[START OF Input records]

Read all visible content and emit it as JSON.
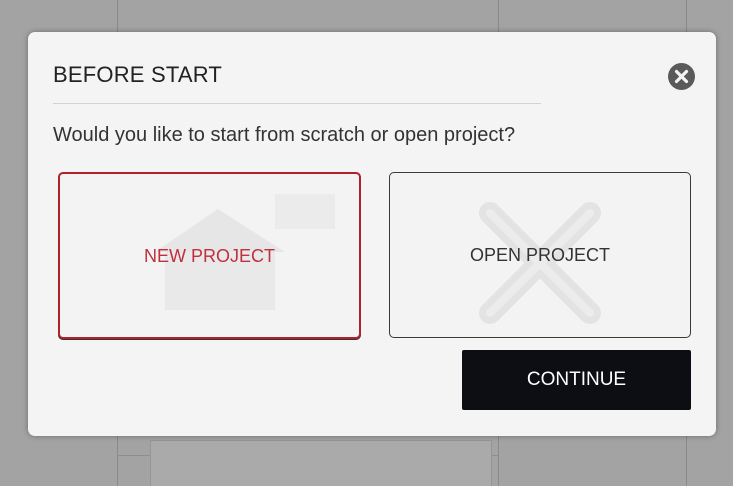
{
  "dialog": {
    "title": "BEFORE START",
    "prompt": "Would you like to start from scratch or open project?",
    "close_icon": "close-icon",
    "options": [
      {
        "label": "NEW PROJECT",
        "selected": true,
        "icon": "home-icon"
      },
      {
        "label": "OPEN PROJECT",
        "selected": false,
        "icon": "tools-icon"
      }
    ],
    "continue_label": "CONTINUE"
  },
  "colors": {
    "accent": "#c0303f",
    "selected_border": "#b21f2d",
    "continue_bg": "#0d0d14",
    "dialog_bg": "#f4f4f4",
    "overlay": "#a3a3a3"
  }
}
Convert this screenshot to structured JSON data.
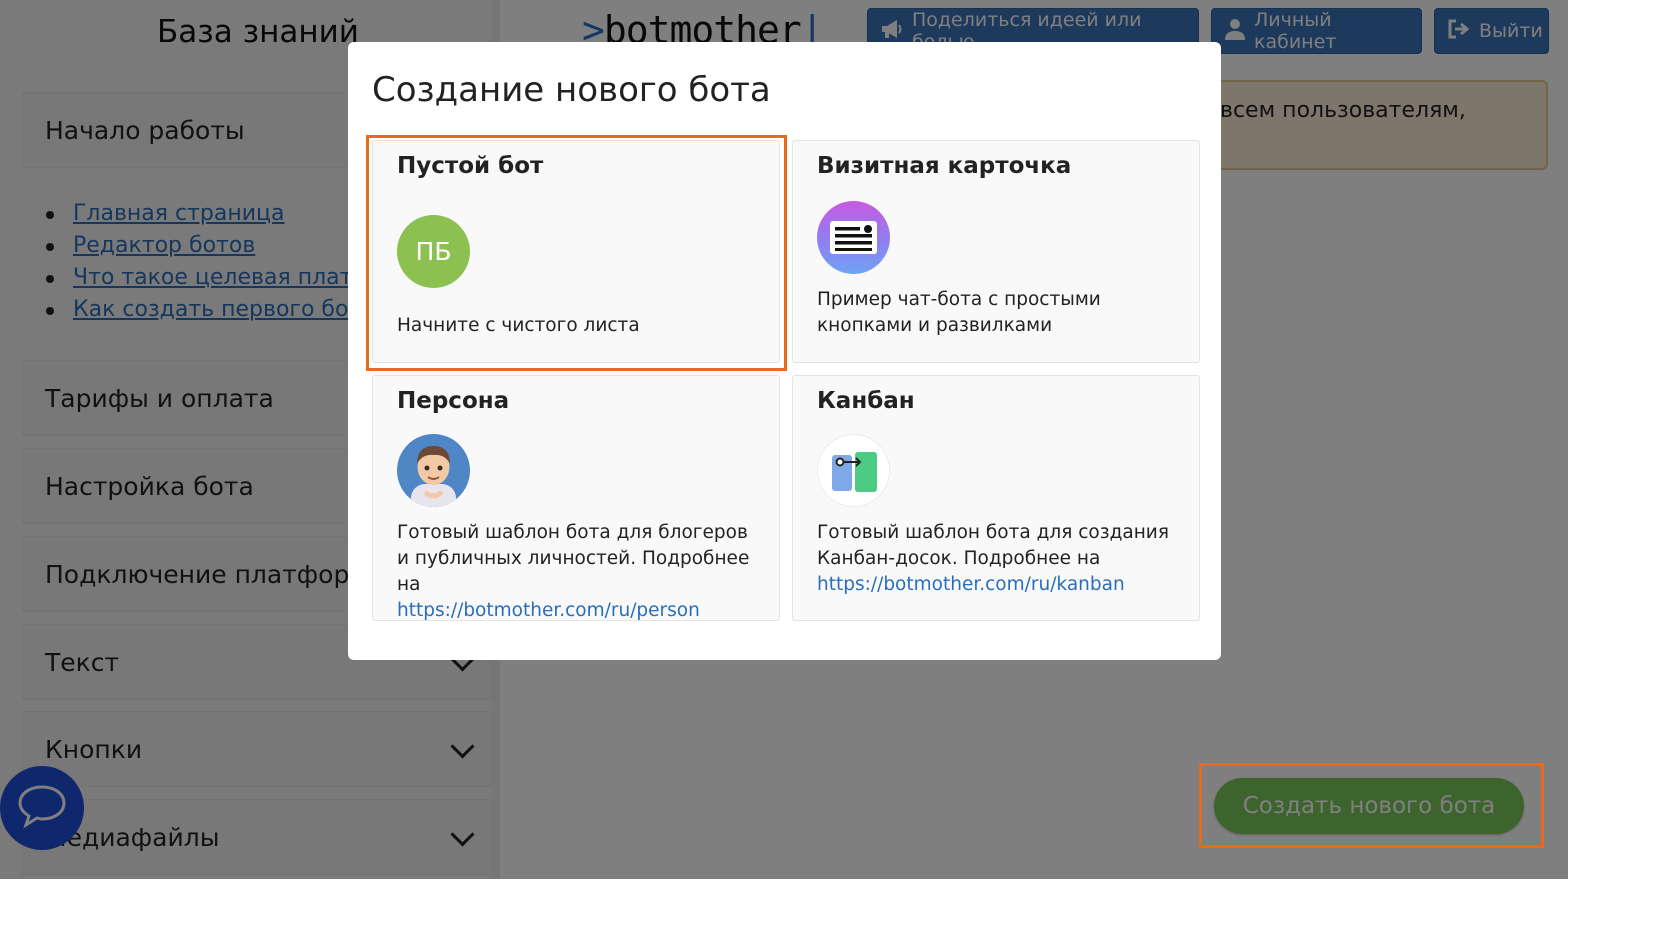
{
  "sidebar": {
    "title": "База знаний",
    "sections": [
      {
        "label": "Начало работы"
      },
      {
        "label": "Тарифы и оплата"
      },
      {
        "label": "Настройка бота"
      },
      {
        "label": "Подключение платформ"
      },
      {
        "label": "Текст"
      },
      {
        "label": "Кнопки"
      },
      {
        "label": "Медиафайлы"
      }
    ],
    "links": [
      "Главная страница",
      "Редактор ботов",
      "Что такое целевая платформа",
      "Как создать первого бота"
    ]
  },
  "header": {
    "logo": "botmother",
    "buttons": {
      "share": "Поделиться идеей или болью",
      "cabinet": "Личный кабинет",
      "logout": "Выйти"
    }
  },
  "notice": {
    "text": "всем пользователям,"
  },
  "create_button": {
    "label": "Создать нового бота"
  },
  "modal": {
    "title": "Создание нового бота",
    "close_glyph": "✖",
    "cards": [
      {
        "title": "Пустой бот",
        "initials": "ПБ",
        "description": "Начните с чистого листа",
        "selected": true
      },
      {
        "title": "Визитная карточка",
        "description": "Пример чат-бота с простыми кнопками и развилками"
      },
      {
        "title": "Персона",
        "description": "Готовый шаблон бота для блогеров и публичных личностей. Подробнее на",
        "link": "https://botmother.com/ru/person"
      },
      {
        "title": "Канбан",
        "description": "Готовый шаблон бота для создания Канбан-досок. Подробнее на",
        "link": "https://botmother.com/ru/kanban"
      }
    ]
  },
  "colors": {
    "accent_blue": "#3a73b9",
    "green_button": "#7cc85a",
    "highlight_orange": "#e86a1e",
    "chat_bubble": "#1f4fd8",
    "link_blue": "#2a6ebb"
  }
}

[END OF Input records]
[START OF Input records]

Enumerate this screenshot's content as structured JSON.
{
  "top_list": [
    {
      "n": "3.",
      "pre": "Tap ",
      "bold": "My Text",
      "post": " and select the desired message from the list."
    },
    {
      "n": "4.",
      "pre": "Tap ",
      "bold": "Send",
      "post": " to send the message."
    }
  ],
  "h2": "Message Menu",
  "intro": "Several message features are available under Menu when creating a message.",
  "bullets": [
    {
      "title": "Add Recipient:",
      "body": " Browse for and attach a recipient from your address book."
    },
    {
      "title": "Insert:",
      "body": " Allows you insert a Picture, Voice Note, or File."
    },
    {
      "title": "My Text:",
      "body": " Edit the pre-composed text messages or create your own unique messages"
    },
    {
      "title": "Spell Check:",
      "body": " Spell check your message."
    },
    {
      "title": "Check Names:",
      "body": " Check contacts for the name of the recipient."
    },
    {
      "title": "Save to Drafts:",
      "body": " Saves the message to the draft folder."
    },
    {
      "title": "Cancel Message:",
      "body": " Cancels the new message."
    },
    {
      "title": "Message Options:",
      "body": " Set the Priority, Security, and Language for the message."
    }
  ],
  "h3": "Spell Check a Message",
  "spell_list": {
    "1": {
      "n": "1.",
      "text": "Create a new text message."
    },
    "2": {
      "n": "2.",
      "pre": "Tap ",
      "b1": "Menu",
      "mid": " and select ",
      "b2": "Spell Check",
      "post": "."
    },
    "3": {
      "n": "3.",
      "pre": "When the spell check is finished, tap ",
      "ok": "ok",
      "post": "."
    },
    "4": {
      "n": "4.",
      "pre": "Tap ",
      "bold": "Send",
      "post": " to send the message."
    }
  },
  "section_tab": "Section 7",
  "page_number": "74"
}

[END OF Input records]

### Instruction
Where a line above contains the word "JSON", copy that line.

### Task solution
Read all visible content and emit it as JSON.
Convert this screenshot to structured JSON data.
Enumerate this screenshot's content as structured JSON.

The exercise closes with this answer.